What to do:
Among the entries below, find the lines with "this" and copy them.

Data records:
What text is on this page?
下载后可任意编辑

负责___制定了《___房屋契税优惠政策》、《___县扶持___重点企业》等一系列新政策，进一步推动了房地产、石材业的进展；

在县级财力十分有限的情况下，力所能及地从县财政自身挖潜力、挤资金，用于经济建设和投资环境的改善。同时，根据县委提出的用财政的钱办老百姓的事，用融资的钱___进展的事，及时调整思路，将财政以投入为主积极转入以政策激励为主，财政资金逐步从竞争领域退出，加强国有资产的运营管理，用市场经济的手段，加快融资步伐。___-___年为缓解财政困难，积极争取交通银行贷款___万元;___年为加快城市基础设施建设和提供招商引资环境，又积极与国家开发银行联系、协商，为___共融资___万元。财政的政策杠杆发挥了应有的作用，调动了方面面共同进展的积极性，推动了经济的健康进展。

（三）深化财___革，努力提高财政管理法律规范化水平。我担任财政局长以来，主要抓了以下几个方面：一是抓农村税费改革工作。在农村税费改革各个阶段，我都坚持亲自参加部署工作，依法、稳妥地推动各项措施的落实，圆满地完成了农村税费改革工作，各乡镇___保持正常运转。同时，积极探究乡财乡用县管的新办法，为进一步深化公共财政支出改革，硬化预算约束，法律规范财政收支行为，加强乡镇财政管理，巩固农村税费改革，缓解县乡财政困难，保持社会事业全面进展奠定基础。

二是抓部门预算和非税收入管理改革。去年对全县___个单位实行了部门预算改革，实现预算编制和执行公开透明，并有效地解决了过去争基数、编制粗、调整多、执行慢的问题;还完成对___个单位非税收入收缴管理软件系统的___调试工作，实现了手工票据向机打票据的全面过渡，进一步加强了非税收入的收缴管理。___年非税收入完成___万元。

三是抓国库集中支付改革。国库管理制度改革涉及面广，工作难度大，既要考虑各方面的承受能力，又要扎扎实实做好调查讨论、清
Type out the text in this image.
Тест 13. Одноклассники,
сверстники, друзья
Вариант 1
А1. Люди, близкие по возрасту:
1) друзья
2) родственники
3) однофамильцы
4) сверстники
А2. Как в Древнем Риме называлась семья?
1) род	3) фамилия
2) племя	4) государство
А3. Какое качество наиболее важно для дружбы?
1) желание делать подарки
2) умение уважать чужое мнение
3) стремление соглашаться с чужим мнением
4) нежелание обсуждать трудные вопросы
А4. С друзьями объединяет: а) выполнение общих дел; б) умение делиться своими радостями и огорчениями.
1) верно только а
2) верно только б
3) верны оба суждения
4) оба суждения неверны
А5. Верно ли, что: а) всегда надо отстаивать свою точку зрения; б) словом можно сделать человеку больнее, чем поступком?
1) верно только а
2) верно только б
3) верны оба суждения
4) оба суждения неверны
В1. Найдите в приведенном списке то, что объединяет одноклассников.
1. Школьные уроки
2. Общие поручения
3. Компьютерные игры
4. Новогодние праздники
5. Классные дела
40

Answer in full:
What text is on this page?
Type out the text in this image.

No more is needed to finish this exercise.